##### Data extract
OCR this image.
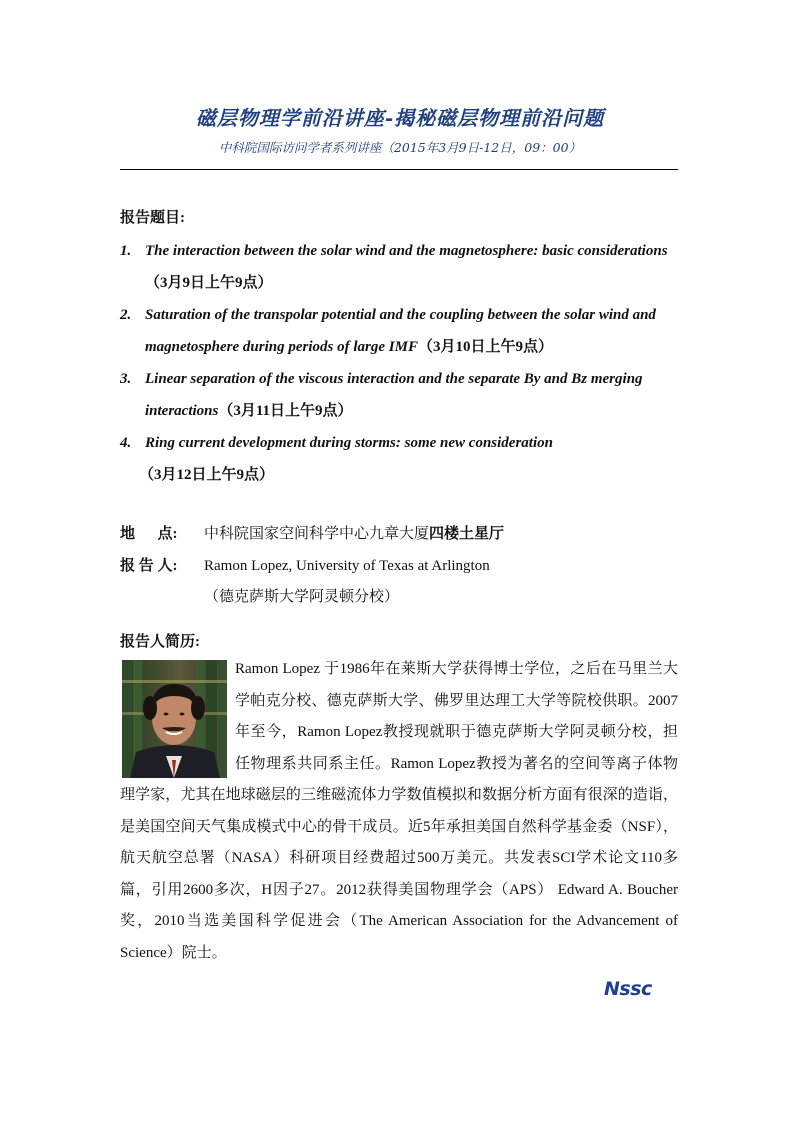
磁层物理学前沿讲座-揭秘磁层物理前沿问题
中科院国际访问学者系列讲座（2015年3月9日-12日，09：00）
报告题目:
1. The interaction between the solar wind and the magnetosphere: basic considerations（3月9日上午9点）
2. Saturation of the transpolar potential and the coupling between the solar wind and magnetosphere during periods of large IMF（3月10日上午9点）
3. Linear separation of the viscous interaction and the separate By and Bz merging interactions（3月11日上午9点）
4. Ring current development during storms: some new consideration
（3月12日上午9点）
地      点: 中科院国家空间科学中心九章大厦四楼土星厅
报 告 人: Ramon Lopez, University of Texas at Arlington
（德克萨斯大学阿灵顿分校）
报告人简历:

Ramon Lopez 于1986年在莱斯大学获得博士学位，之后在马里兰大学帕克分校、德克萨斯大学、佛罗里达理工大学等院校供职。2007年至今，Ramon Lopez教授现就职于德克萨斯大学阿灵顿分校，担任物理系共同系主任。Ramon Lopez教授为著名的空间等离子体物理学家，尤其在地球磁层的三维磁流体力学数值模拟和数据分析方面有很深的造诣，是美国空间天气集成模式中心的骨干成员。近5年承担美国自然科学基金委（NSF），航天航空总署（NASA）科研项目经费超过500万美元。共发表SCI学术论文110多篇，引用2600多次，H因子27。2012获得美国物理学会（APS） Edward A. Boucher奖，2010当选美国科学促进会（The American Association for the Advancement of Science）院士。

Nssc
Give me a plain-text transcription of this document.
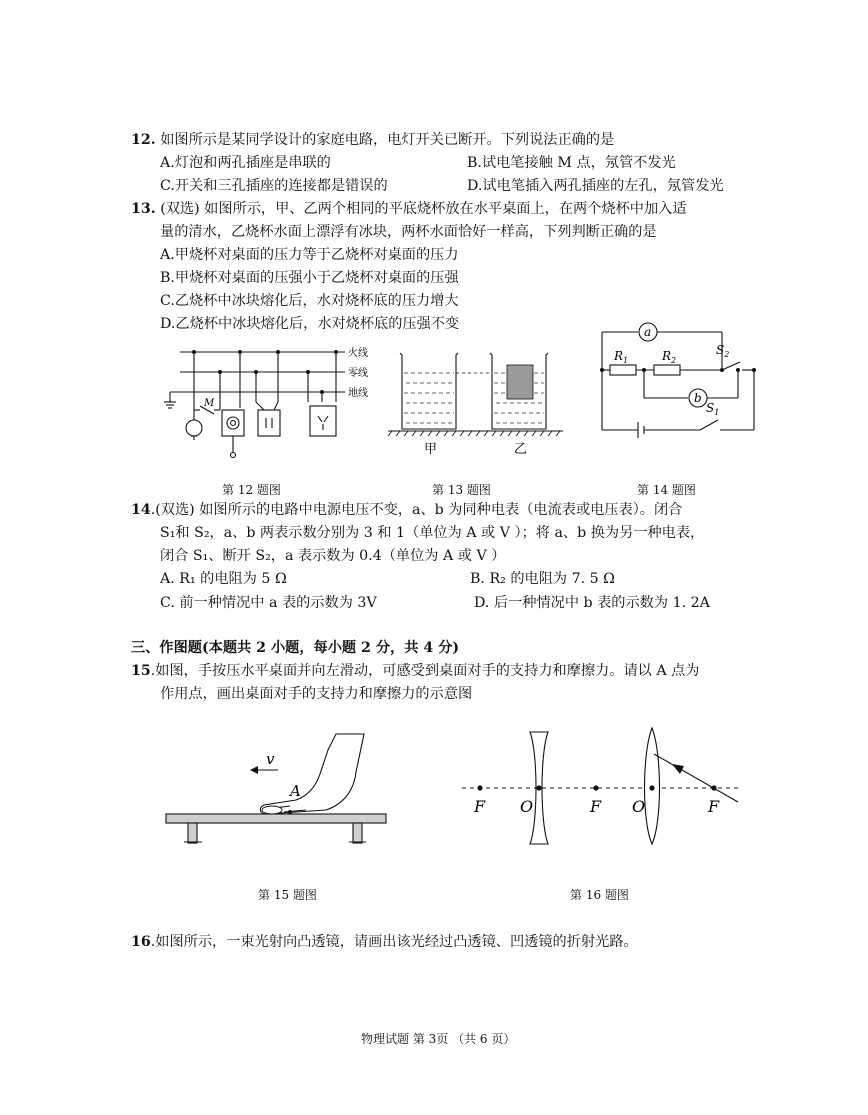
12. 如图所示是某同学设计的家庭电路，电灯开关已断开。下列说法正确的是
A.灯泡和两孔插座是串联的	B.试电笔接触 M 点，氖管不发光
C.开关和三孔插座的连接都是错误的	D.试电笔插入两孔插座的左孔，氖管发光
13. (双选) 如图所示，甲、乙两个相同的平底烧杯放在水平桌面上，在两个烧杯中加入适
量的清水，乙烧杯水面上漂浮有冰块，两杯水面恰好一样高，下列判断正确的是
A.甲烧杯对桌面的压力等于乙烧杯对桌面的压力
B.甲烧杯对桌面的压强小于乙烧杯对桌面的压强
C.乙烧杯中冰块熔化后，水对烧杯底的压力增大
D.乙烧杯中冰块熔化后，水对烧杯底的压强不变
火线
零线
地线
M
第 12 题图
甲	乙
第 13 题图
a
b
$R_1$	$R_2$
$S_2$
$S_1$
第 14 题图
14.(双选) 如图所示的电路中电源电压不变，a、b 为同种电表（电流表或电压表）。闭合
S₁和 S₂，a、b 两表示数分别为 3 和 1（单位为 A 或 V ）；将 a、b 换为另一种电表，
闭合 S₁、断开 S₂，a 表示数为 0.4（单位为 A 或 V ）
A. R₁ 的电阻为 5 Ω	B. R₂ 的电阻为 7. 5 Ω
C. 前一种情况中 a 表的示数为 3V	D. 后一种情况中 b 表的示数为 1. 2A
三、作图题(本题共 2 小题，每小题 2 分，共 4 分)
15.如图，手按压水平桌面并向左滑动，可感受到桌面对手的支持力和摩擦力。请以 A 点为
作用点，画出桌面对手的支持力和摩擦力的示意图
v
A
第 15 题图
F O	F O	F
第 16 题图
16.如图所示，一束光射向凸透镜，请画出该光经过凸透镜、凹透镜的折射光路。
物理试题 第 3页 （共 6 页）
##########
▶ Aim
Write out each line of the data exactly; the images should be left out.

▶ Expected answer
OCR this image.
磁层物理学前沿讲座-揭秘磁层物理前沿问题
中科院国际访问学者系列讲座（2015年3月9日-12日，09：00）
报告题目:
1. The interaction between the solar wind and the magnetosphere: basic considerations（3月9日上午9点）
2. Saturation of the transpolar potential and the coupling between the solar wind and magnetosphere during periods of large IMF（3月10日上午9点）
3. Linear separation of the viscous interaction and the separate By and Bz merging interactions（3月11日上午9点）
4. Ring current development during storms: some new consideration
（3月12日上午9点）
地      点: 中科院国家空间科学中心九章大厦四楼土星厅
报 告 人: Ramon Lopez, University of Texas at Arlington
（德克萨斯大学阿灵顿分校）
报告人简历:

Ramon Lopez 于1986年在莱斯大学获得博士学位，之后在马里兰大学帕克分校、德克萨斯大学、佛罗里达理工大学等院校供职。2007年至今，Ramon Lopez教授现就职于德克萨斯大学阿灵顿分校，担任物理系共同系主任。Ramon Lopez教授为著名的空间等离子体物理学家，尤其在地球磁层的三维磁流体力学数值模拟和数据分析方面有很深的造诣，是美国空间天气集成模式中心的骨干成员。近5年承担美国自然科学基金委（NSF），航天航空总署（NASA）科研项目经费超过500万美元。共发表SCI学术论文110多篇，引用2600多次，H因子27。2012获得美国物理学会（APS） Edward A. Boucher奖，2010当选美国科学促进会（The American Association for the Advancement of Science）院士。

Nssc
Give me a plain-text transcription of this document.
12. 如图所示是某同学设计的家庭电路，电灯开关已断开。下列说法正确的是
A.灯泡和两孔插座是串联的	B.试电笔接触 M 点，氖管不发光
C.开关和三孔插座的连接都是错误的	D.试电笔插入两孔插座的左孔，氖管发光
13. (双选) 如图所示，甲、乙两个相同的平底烧杯放在水平桌面上，在两个烧杯中加入适
量的清水，乙烧杯水面上漂浮有冰块，两杯水面恰好一样高，下列判断正确的是
A.甲烧杯对桌面的压力等于乙烧杯对桌面的压力
B.甲烧杯对桌面的压强小于乙烧杯对桌面的压强
C.乙烧杯中冰块熔化后，水对烧杯底的压力增大
D.乙烧杯中冰块熔化后，水对烧杯底的压强不变
火线
零线
地线
M
第 12 题图
甲	乙
第 13 题图
a
b
$R_1$	$R_2$
$S_2$
$S_1$
第 14 题图
14.(双选) 如图所示的电路中电源电压不变，a、b 为同种电表（电流表或电压表）。闭合
S₁和 S₂，a、b 两表示数分别为 3 和 1（单位为 A 或 V ）；将 a、b 换为另一种电表，
闭合 S₁、断开 S₂，a 表示数为 0.4（单位为 A 或 V ）
A. R₁ 的电阻为 5 Ω	B. R₂ 的电阻为 7. 5 Ω
C. 前一种情况中 a 表的示数为 3V	D. 后一种情况中 b 表的示数为 1. 2A
三、作图题(本题共 2 小题，每小题 2 分，共 4 分)
15.如图，手按压水平桌面并向左滑动，可感受到桌面对手的支持力和摩擦力。请以 A 点为
作用点，画出桌面对手的支持力和摩擦力的示意图
v
A
第 15 题图
F O	F O	F
第 16 题图
16.如图所示，一束光射向凸透镜，请画出该光经过凸透镜、凹透镜的折射光路。
物理试题 第 3页 （共 6 页）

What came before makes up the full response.